> _Provided entries_:
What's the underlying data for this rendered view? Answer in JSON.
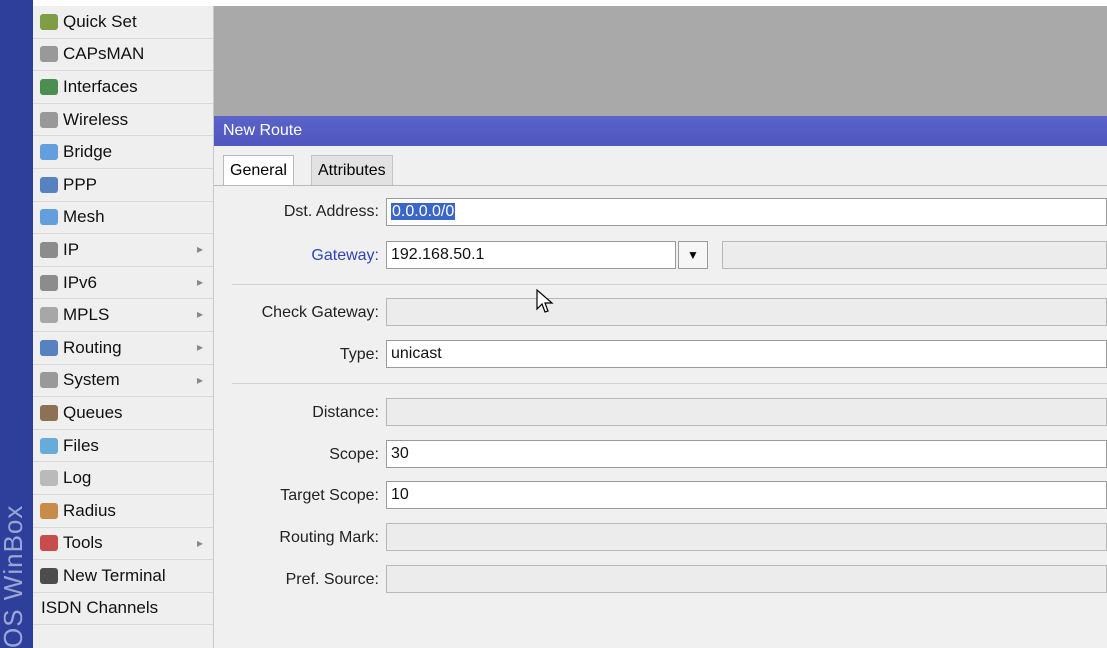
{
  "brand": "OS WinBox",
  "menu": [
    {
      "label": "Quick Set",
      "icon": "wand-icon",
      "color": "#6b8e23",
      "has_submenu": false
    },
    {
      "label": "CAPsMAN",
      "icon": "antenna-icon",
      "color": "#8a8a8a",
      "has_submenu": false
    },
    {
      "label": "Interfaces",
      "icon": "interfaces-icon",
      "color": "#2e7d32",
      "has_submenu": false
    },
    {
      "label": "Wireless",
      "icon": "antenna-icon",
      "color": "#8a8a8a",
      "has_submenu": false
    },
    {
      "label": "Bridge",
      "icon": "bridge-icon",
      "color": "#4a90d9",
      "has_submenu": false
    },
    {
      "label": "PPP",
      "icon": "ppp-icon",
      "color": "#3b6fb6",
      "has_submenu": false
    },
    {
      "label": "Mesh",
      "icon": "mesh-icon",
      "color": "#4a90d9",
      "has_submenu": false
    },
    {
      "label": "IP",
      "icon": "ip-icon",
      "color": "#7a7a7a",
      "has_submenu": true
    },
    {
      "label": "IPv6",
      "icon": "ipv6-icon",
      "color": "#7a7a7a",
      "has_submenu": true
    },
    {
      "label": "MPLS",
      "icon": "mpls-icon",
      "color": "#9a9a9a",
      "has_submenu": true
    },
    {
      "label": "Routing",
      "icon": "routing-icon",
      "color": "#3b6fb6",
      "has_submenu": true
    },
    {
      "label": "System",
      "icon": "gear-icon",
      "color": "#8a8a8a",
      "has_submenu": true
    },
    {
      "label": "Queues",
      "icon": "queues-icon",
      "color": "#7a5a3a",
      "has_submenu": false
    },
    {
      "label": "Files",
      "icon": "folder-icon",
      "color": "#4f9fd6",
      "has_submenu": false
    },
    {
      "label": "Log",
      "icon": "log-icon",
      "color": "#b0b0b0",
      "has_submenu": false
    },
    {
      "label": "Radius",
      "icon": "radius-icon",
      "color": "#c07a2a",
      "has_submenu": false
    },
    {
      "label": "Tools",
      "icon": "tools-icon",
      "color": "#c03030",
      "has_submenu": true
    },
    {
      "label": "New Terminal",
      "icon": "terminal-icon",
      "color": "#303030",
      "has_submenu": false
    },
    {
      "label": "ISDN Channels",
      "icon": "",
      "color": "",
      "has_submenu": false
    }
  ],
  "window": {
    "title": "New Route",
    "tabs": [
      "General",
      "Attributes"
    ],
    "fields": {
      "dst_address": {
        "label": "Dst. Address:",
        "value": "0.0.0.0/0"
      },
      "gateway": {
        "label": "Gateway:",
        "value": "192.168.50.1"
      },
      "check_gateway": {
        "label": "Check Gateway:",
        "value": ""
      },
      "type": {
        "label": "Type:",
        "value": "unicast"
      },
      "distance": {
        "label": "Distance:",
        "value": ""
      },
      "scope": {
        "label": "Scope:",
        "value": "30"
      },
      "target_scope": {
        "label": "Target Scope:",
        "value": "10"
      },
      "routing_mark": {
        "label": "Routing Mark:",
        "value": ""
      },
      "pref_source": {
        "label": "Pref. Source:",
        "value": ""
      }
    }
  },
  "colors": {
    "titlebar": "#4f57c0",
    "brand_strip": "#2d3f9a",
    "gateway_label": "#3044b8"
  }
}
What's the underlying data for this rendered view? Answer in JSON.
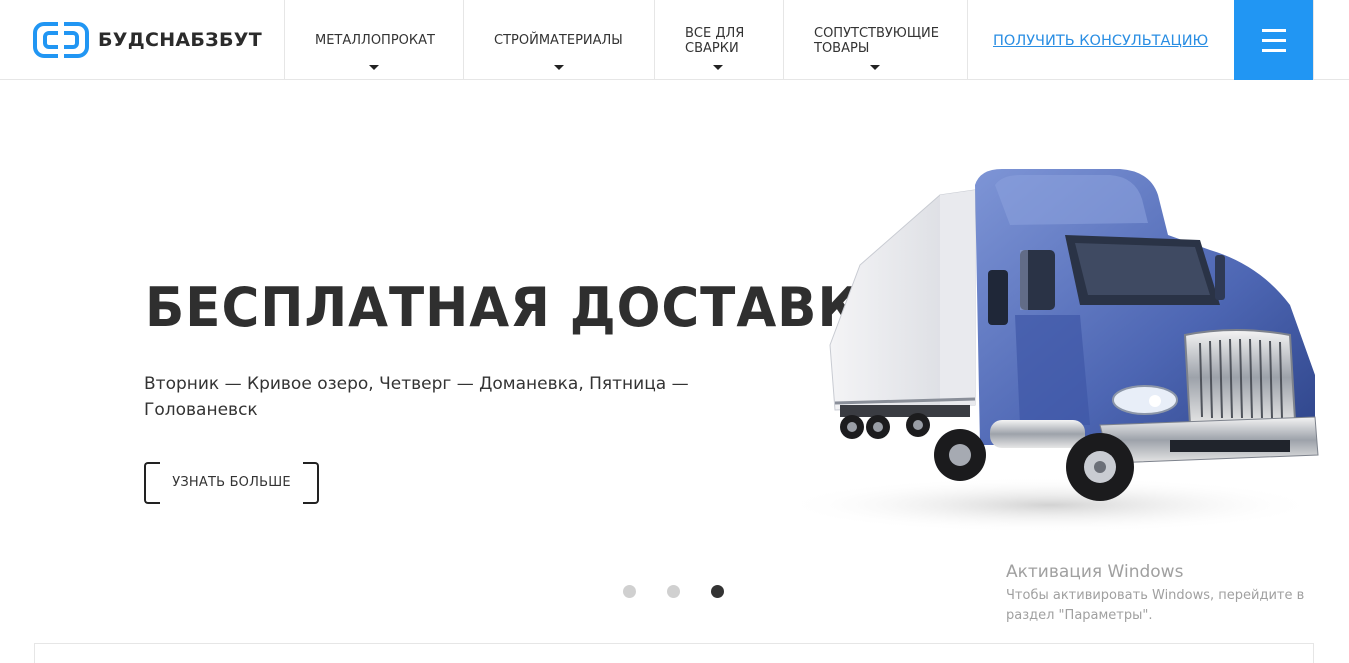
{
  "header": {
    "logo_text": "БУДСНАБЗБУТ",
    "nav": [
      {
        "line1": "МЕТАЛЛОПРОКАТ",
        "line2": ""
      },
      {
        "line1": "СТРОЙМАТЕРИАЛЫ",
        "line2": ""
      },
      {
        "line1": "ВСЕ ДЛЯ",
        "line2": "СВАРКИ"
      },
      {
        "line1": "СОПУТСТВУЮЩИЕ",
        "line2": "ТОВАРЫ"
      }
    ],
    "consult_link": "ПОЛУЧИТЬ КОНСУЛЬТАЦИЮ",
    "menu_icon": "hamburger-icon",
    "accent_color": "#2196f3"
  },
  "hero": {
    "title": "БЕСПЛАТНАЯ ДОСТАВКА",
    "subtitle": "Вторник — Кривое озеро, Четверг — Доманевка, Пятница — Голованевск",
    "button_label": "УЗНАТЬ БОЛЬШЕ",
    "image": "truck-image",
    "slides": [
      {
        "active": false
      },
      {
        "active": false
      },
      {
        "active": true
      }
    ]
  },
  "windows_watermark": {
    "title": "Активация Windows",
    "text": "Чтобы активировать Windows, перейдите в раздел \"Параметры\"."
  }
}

> _What is asked_:
Leave out the pictures and give the rest of the records again exactly.

> _Result_:
What's the underlying data for this rendered view? Answer in JSON.
{
  "brand": "OS WinBox",
  "menu": [
    {
      "label": "Quick Set",
      "icon": "wand-icon",
      "color": "#6b8e23",
      "has_submenu": false
    },
    {
      "label": "CAPsMAN",
      "icon": "antenna-icon",
      "color": "#8a8a8a",
      "has_submenu": false
    },
    {
      "label": "Interfaces",
      "icon": "interfaces-icon",
      "color": "#2e7d32",
      "has_submenu": false
    },
    {
      "label": "Wireless",
      "icon": "antenna-icon",
      "color": "#8a8a8a",
      "has_submenu": false
    },
    {
      "label": "Bridge",
      "icon": "bridge-icon",
      "color": "#4a90d9",
      "has_submenu": false
    },
    {
      "label": "PPP",
      "icon": "ppp-icon",
      "color": "#3b6fb6",
      "has_submenu": false
    },
    {
      "label": "Mesh",
      "icon": "mesh-icon",
      "color": "#4a90d9",
      "has_submenu": false
    },
    {
      "label": "IP",
      "icon": "ip-icon",
      "color": "#7a7a7a",
      "has_submenu": true
    },
    {
      "label": "IPv6",
      "icon": "ipv6-icon",
      "color": "#7a7a7a",
      "has_submenu": true
    },
    {
      "label": "MPLS",
      "icon": "mpls-icon",
      "color": "#9a9a9a",
      "has_submenu": true
    },
    {
      "label": "Routing",
      "icon": "routing-icon",
      "color": "#3b6fb6",
      "has_submenu": true
    },
    {
      "label": "System",
      "icon": "gear-icon",
      "color": "#8a8a8a",
      "has_submenu": true
    },
    {
      "label": "Queues",
      "icon": "queues-icon",
      "color": "#7a5a3a",
      "has_submenu": false
    },
    {
      "label": "Files",
      "icon": "folder-icon",
      "color": "#4f9fd6",
      "has_submenu": false
    },
    {
      "label": "Log",
      "icon": "log-icon",
      "color": "#b0b0b0",
      "has_submenu": false
    },
    {
      "label": "Radius",
      "icon": "radius-icon",
      "color": "#c07a2a",
      "has_submenu": false
    },
    {
      "label": "Tools",
      "icon": "tools-icon",
      "color": "#c03030",
      "has_submenu": true
    },
    {
      "label": "New Terminal",
      "icon": "terminal-icon",
      "color": "#303030",
      "has_submenu": false
    },
    {
      "label": "ISDN Channels",
      "icon": "",
      "color": "",
      "has_submenu": false
    }
  ],
  "window": {
    "title": "New Route",
    "tabs": [
      "General",
      "Attributes"
    ],
    "fields": {
      "dst_address": {
        "label": "Dst. Address:",
        "value": "0.0.0.0/0"
      },
      "gateway": {
        "label": "Gateway:",
        "value": "192.168.50.1"
      },
      "check_gateway": {
        "label": "Check Gateway:",
        "value": ""
      },
      "type": {
        "label": "Type:",
        "value": "unicast"
      },
      "distance": {
        "label": "Distance:",
        "value": ""
      },
      "scope": {
        "label": "Scope:",
        "value": "30"
      },
      "target_scope": {
        "label": "Target Scope:",
        "value": "10"
      },
      "routing_mark": {
        "label": "Routing Mark:",
        "value": ""
      },
      "pref_source": {
        "label": "Pref. Source:",
        "value": ""
      }
    }
  },
  "colors": {
    "titlebar": "#4f57c0",
    "brand_strip": "#2d3f9a",
    "gateway_label": "#3044b8"
  }
}
What's the underlying data for this rendered view? Answer in JSON.
{
  "header": {
    "logo_text": "БУДСНАБЗБУТ",
    "nav": [
      {
        "line1": "МЕТАЛЛОПРОКАТ",
        "line2": ""
      },
      {
        "line1": "СТРОЙМАТЕРИАЛЫ",
        "line2": ""
      },
      {
        "line1": "ВСЕ ДЛЯ",
        "line2": "СВАРКИ"
      },
      {
        "line1": "СОПУТСТВУЮЩИЕ",
        "line2": "ТОВАРЫ"
      }
    ],
    "consult_link": "ПОЛУЧИТЬ КОНСУЛЬТАЦИЮ",
    "menu_icon": "hamburger-icon",
    "accent_color": "#2196f3"
  },
  "hero": {
    "title": "БЕСПЛАТНАЯ ДОСТАВКА",
    "subtitle": "Вторник — Кривое озеро, Четверг — Доманевка, Пятница — Голованевск",
    "button_label": "УЗНАТЬ БОЛЬШЕ",
    "image": "truck-image",
    "slides": [
      {
        "active": false
      },
      {
        "active": false
      },
      {
        "active": true
      }
    ]
  },
  "windows_watermark": {
    "title": "Активация Windows",
    "text": "Чтобы активировать Windows, перейдите в раздел \"Параметры\"."
  }
}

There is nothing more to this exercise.